-- start Exercise data --

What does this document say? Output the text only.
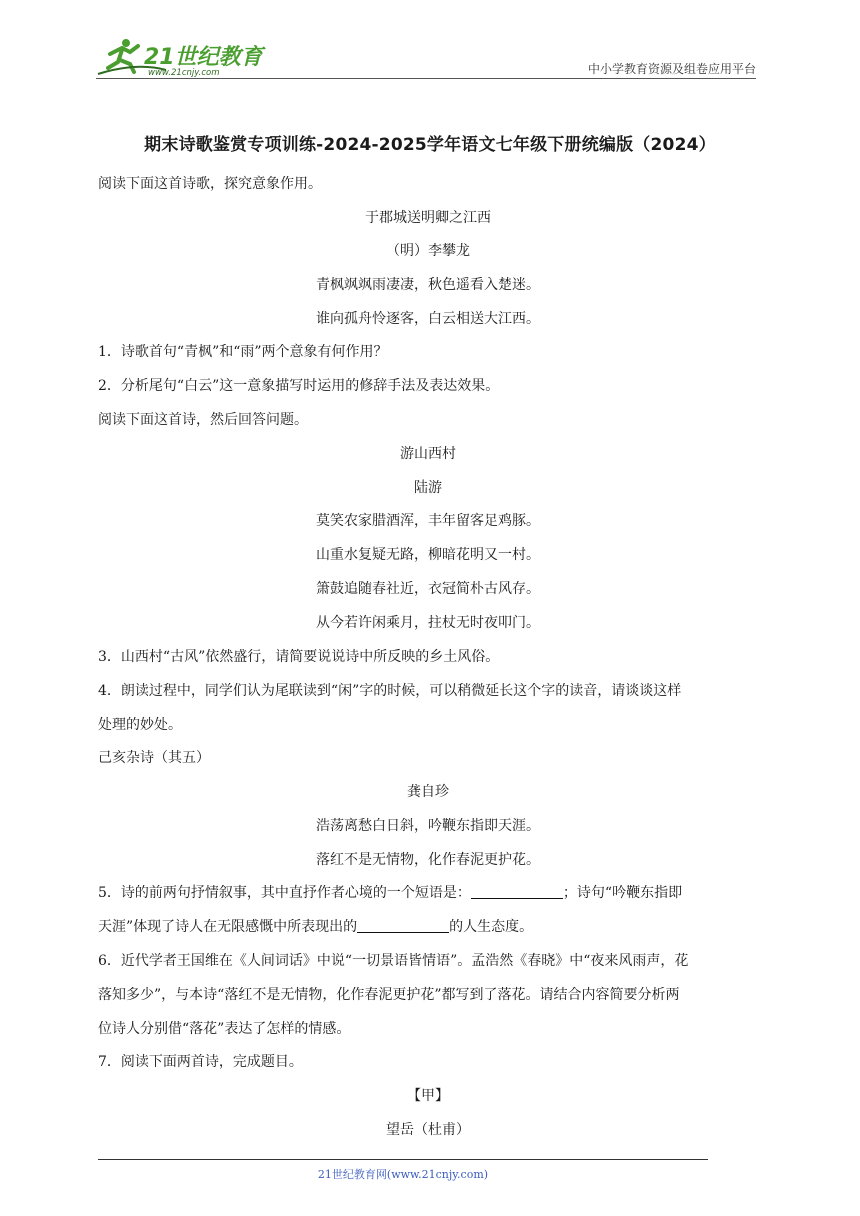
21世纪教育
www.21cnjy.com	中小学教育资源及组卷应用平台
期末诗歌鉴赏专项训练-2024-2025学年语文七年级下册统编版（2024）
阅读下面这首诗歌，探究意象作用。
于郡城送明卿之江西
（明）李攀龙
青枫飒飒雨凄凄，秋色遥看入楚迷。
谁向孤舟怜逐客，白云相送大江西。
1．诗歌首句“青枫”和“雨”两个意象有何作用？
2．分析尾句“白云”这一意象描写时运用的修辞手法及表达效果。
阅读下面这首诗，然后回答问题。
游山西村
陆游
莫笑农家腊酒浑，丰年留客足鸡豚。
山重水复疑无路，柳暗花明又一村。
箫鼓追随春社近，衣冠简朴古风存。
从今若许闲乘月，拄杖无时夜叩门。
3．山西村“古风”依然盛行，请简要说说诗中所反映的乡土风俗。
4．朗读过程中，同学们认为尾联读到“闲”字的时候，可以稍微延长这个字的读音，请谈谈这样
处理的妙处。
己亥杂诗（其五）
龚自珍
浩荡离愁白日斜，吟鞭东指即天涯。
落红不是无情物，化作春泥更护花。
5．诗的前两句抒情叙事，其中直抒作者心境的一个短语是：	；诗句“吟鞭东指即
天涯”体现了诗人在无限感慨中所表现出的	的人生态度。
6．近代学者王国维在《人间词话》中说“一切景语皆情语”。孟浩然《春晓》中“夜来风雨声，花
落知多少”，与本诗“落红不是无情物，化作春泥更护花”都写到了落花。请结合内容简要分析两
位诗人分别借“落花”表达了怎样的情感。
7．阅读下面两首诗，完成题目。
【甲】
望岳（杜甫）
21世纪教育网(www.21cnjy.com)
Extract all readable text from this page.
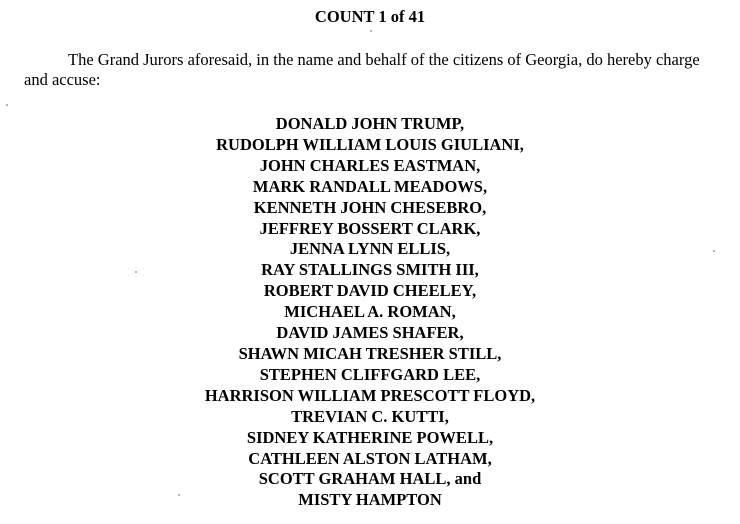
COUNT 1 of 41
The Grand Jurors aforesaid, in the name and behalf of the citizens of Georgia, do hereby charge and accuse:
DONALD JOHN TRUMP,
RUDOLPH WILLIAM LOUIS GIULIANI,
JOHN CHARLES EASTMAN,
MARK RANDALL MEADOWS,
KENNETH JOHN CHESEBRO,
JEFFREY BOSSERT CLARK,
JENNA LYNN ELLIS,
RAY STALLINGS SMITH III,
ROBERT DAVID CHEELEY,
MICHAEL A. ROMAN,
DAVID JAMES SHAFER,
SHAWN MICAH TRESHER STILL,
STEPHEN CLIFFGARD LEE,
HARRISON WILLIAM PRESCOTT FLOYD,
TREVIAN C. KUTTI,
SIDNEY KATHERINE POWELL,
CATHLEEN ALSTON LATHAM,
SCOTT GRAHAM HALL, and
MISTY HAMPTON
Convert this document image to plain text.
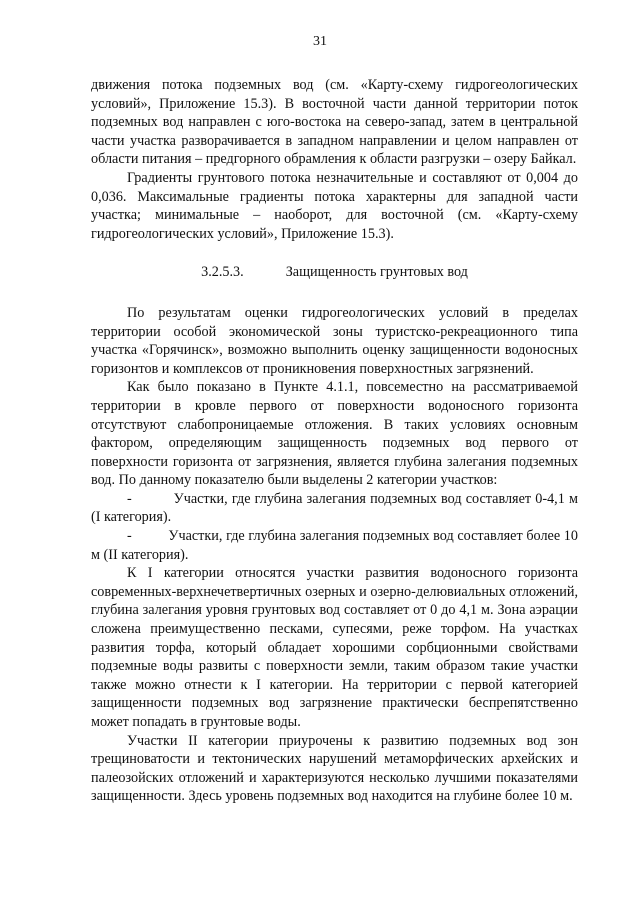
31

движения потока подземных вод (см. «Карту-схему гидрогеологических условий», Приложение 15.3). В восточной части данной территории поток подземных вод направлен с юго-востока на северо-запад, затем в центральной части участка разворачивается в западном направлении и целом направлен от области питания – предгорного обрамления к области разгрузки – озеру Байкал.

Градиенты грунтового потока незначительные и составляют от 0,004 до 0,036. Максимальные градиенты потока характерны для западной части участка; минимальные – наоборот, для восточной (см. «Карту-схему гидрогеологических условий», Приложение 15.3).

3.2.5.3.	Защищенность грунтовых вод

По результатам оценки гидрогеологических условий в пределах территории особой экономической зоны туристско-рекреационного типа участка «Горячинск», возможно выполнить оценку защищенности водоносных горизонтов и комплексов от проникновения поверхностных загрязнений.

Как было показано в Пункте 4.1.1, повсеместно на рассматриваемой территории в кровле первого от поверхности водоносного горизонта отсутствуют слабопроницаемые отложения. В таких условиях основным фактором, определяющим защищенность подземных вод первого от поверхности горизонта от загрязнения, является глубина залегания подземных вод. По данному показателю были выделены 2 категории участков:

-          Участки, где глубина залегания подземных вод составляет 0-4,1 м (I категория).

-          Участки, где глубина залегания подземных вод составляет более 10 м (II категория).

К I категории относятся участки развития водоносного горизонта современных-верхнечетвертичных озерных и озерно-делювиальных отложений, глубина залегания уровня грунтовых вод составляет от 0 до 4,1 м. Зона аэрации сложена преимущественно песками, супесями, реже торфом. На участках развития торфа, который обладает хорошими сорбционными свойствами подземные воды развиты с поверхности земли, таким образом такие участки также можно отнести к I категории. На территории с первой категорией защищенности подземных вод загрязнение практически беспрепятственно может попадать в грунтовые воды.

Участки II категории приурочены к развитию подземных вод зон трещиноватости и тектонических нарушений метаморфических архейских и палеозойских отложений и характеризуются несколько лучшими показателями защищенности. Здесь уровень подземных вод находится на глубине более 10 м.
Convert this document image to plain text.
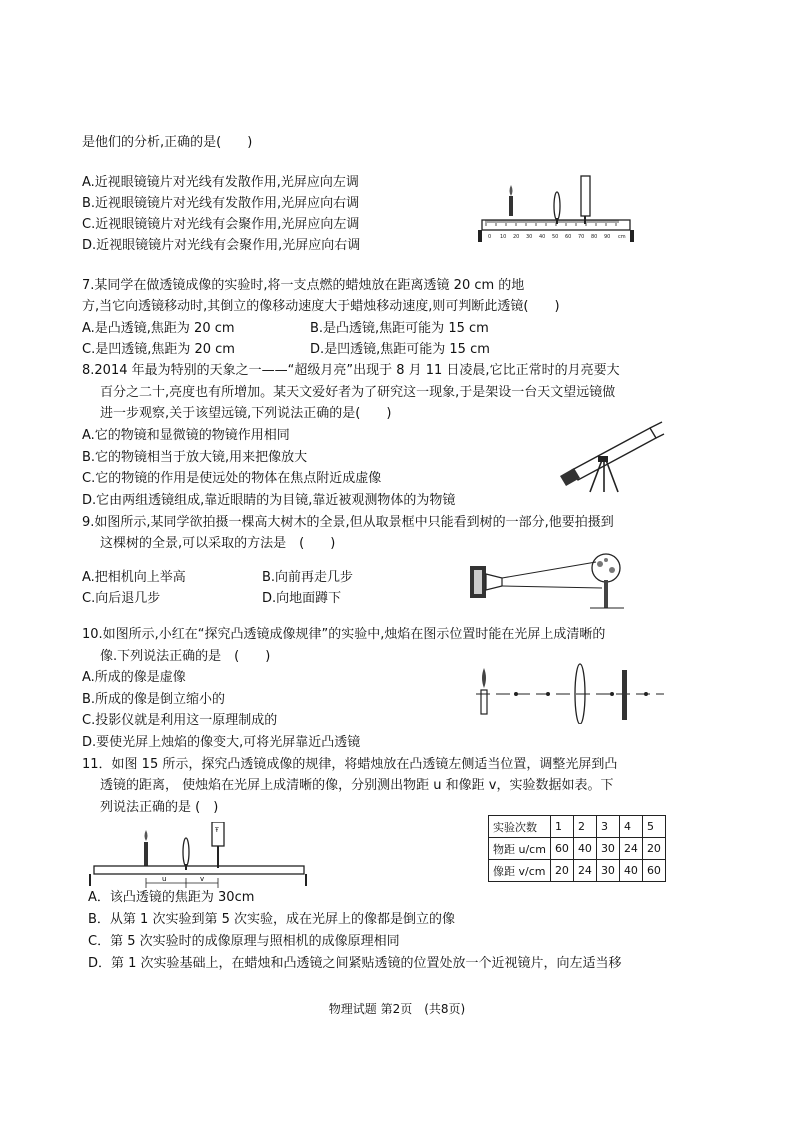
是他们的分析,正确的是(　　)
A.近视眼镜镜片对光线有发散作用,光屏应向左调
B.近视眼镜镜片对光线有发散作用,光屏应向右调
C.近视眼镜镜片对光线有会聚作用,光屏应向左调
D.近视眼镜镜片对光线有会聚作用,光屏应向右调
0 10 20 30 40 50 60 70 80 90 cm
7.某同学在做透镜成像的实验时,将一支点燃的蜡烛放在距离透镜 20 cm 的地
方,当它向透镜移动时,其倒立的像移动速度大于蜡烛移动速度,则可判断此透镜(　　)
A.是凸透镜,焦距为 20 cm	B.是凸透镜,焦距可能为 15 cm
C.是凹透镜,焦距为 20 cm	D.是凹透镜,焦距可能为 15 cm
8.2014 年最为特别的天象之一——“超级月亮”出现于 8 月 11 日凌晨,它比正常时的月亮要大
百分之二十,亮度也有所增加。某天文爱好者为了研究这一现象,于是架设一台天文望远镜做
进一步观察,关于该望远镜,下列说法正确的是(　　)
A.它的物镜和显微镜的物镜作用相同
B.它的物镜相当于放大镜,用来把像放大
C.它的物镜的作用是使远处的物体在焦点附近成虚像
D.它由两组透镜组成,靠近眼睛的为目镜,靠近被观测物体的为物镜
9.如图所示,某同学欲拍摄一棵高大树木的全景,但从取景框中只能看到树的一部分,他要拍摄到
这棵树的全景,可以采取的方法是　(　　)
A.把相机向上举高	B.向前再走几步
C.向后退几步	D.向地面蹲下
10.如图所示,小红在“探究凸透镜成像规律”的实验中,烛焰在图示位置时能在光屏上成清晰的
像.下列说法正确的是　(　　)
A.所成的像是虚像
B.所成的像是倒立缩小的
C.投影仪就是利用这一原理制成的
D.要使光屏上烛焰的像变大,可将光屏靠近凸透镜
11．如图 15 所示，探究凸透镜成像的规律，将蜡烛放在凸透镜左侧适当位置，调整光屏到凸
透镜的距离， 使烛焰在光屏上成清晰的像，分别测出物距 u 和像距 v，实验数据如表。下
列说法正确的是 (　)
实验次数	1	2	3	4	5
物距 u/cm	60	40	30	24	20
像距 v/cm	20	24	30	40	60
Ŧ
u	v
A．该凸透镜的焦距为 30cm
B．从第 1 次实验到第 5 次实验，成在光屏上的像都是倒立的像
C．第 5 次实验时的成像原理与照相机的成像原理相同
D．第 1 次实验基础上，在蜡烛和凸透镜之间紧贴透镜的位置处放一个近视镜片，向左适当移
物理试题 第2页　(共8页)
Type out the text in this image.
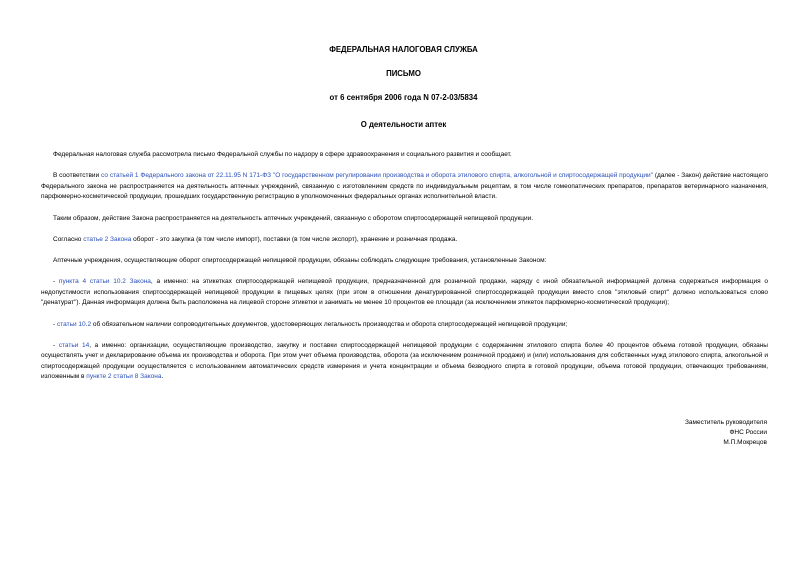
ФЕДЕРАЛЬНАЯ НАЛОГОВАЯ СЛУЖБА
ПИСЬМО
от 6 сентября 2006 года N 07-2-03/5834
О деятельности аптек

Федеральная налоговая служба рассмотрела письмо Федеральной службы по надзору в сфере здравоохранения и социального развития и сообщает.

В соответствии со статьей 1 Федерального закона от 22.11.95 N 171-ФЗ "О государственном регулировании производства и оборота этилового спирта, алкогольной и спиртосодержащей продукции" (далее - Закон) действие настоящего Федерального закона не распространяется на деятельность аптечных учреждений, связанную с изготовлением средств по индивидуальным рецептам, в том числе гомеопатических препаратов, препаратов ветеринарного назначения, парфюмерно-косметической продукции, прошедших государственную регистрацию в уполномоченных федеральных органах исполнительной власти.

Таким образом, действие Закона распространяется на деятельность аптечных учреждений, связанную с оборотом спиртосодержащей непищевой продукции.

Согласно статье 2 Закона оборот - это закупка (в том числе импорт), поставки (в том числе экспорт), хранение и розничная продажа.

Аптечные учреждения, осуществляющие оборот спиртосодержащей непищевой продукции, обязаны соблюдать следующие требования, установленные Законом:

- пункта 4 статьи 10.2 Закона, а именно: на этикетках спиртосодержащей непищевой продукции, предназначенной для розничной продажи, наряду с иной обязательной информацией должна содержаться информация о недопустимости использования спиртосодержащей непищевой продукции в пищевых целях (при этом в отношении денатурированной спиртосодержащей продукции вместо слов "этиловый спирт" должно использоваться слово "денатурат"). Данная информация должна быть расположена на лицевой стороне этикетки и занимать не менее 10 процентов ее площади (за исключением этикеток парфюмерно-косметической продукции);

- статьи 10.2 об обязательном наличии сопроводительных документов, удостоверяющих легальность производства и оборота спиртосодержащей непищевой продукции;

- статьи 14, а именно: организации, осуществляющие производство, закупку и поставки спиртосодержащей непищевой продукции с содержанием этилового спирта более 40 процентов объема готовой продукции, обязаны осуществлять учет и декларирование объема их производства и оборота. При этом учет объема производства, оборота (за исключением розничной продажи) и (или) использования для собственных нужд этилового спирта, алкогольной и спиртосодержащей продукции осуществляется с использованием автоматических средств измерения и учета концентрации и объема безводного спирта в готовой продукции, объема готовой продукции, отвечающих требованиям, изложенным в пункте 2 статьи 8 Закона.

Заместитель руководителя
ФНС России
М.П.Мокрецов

-- end Exercise data --

**Prompt:** Copy all lines from the material that include "водоносного".

**Result:**
Как было показано в Пункте 4.1.1, повсеместно на рассматриваемой территории в кровле первого от поверхности водоносного горизонта отсутствуют слабопроницаемые отложения. В таких условиях основным фактором, определяющим защищенность подземных вод первого от поверхности горизонта от загрязнения, является глубина залегания подземных вод. По данному показателю были выделены 2 категории участков:
К I категории относятся участки развития водоносного горизонта современных-верхнечетвертичных озерных и озерно-делювиальных отложений, глубина залегания уровня грунтовых вод составляет от 0 до 4,1 м. Зона аэрации сложена преимущественно песками, супесями, реже торфом. На участках развития торфа, который обладает хорошими сорбционными свойствами подземные воды развиты с поверхности земли, таким образом такие участки также можно отнести к I категории. На территории с первой категорией защищенности подземных вод загрязнение практически беспрепятственно может попадать в грунтовые воды.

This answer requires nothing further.